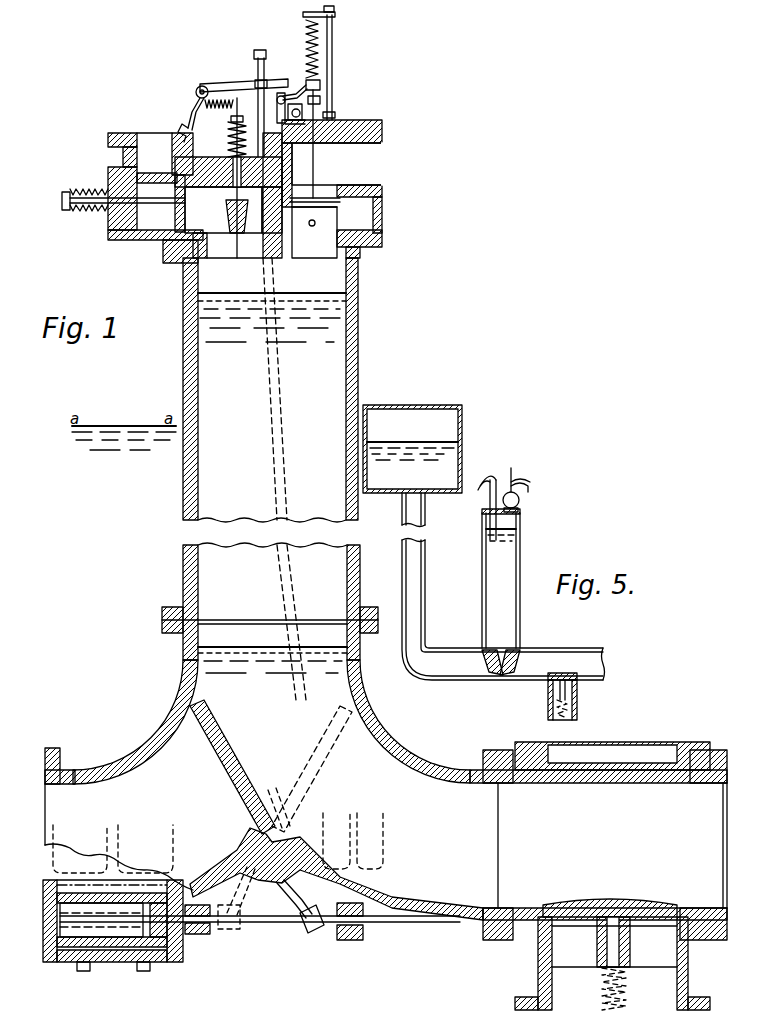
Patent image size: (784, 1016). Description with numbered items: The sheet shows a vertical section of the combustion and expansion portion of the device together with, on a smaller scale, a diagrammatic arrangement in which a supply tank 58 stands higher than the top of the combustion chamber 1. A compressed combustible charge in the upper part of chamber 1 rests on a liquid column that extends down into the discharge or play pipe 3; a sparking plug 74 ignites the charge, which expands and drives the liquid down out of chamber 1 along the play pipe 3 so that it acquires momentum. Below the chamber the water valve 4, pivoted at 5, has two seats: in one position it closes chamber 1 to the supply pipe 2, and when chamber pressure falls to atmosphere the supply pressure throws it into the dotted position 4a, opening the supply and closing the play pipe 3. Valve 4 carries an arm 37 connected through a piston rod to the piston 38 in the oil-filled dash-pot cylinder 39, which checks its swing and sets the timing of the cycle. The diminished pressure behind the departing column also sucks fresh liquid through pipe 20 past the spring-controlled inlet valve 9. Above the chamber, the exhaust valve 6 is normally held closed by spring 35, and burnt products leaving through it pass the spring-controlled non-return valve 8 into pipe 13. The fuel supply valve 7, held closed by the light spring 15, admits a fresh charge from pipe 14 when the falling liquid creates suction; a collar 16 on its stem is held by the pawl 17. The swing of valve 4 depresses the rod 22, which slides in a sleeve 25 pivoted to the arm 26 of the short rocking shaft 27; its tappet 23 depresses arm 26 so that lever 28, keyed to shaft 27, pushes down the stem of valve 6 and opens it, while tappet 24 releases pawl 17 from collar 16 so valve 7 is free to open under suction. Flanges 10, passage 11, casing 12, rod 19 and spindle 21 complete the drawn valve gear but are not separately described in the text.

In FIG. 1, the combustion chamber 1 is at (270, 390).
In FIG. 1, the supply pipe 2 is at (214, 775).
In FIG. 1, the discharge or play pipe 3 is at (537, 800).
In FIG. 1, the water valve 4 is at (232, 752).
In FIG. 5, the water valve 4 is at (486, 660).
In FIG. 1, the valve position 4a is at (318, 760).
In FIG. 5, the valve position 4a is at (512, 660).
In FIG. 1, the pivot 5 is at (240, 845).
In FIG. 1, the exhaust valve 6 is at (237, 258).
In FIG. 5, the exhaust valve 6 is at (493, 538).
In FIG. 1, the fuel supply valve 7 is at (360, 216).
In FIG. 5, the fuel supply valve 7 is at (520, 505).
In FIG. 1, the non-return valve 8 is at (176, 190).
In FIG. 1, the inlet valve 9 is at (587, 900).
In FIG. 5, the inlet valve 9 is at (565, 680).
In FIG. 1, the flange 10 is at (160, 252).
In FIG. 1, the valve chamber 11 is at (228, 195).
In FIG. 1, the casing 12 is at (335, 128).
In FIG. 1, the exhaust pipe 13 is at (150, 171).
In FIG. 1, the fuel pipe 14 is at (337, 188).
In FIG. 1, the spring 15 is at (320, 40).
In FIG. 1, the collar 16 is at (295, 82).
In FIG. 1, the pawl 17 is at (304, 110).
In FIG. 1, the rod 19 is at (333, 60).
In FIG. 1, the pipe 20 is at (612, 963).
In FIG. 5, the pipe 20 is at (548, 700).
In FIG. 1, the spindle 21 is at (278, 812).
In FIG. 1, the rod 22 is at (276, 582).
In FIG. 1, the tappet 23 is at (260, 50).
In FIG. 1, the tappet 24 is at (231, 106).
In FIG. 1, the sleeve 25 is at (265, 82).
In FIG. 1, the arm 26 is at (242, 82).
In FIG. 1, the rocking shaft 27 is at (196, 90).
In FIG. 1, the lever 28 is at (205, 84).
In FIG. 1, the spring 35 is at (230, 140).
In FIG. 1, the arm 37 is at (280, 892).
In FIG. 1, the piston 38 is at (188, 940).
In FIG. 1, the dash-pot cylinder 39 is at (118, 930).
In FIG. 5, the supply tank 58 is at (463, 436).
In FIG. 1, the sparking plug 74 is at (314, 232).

+===+

Return the material unchanged from its beginning up to and including the line containing "In FIG. 1, the valve position". Leave the pictures out of the answer.

Patent image size: (784, 1016). Description with numbered items: The sheet shows a vertical section of the combustion and expansion portion of the device together with, on a smaller scale, a diagrammatic arrangement in which a supply tank 58 stands higher than the top of the combustion chamber 1. A compressed combustible charge in the upper part of chamber 1 rests on a liquid column that extends down into the discharge or play pipe 3; a sparking plug 74 ignites the charge, which expands and drives the liquid down out of chamber 1 along the play pipe 3 so that it acquires momentum. Below the chamber the water valve 4, pivoted at 5, has two seats: in one position it closes chamber 1 to the supply pipe 2, and when chamber pressure falls to atmosphere the supply pressure throws it into the dotted position 4a, opening the supply and closing the play pipe 3. Valve 4 carries an arm 37 connected through a piston rod to the piston 38 in the oil-filled dash-pot cylinder 39, which checks its swing and sets the timing of the cycle. The diminished pressure behind the departing column also sucks fresh liquid through pipe 20 past the spring-controlled inlet valve 9. Above the chamber, the exhaust valve 6 is normally held closed by spring 35, and burnt products leaving through it pass the spring-controlled non-return valve 8 into pipe 13. The fuel supply valve 7, held closed by the light spring 15, admits a fresh charge from pipe 14 when the falling liquid creates suction; a collar 16 on its stem is held by the pawl 17. The swing of valve 4 depresses the rod 22, which slides in a sleeve 25 pivoted to the arm 26 of the short rocking shaft 27; its tappet 23 depresses arm 26 so that lever 28, keyed to shaft 27, pushes down the stem of valve 6 and opens it, while tappet 24 releases pawl 17 from collar 16 so valve 7 is free to open under suction. Flanges 10, passage 11, casing 12, rod 19 and spindle 21 complete the drawn valve gear but are not separately described in the text.

In FIG. 1, the combustion chamber 1 is at (270, 390).
In FIG. 1, the supply pipe 2 is at (214, 775).
In FIG. 1, the discharge or play pipe 3 is at (537, 800).
In FIG. 1, the water valve 4 is at (232, 752).
In FIG. 5, the water valve 4 is at (486, 660).
In FIG. 1, the valve position 4a is at (318, 760).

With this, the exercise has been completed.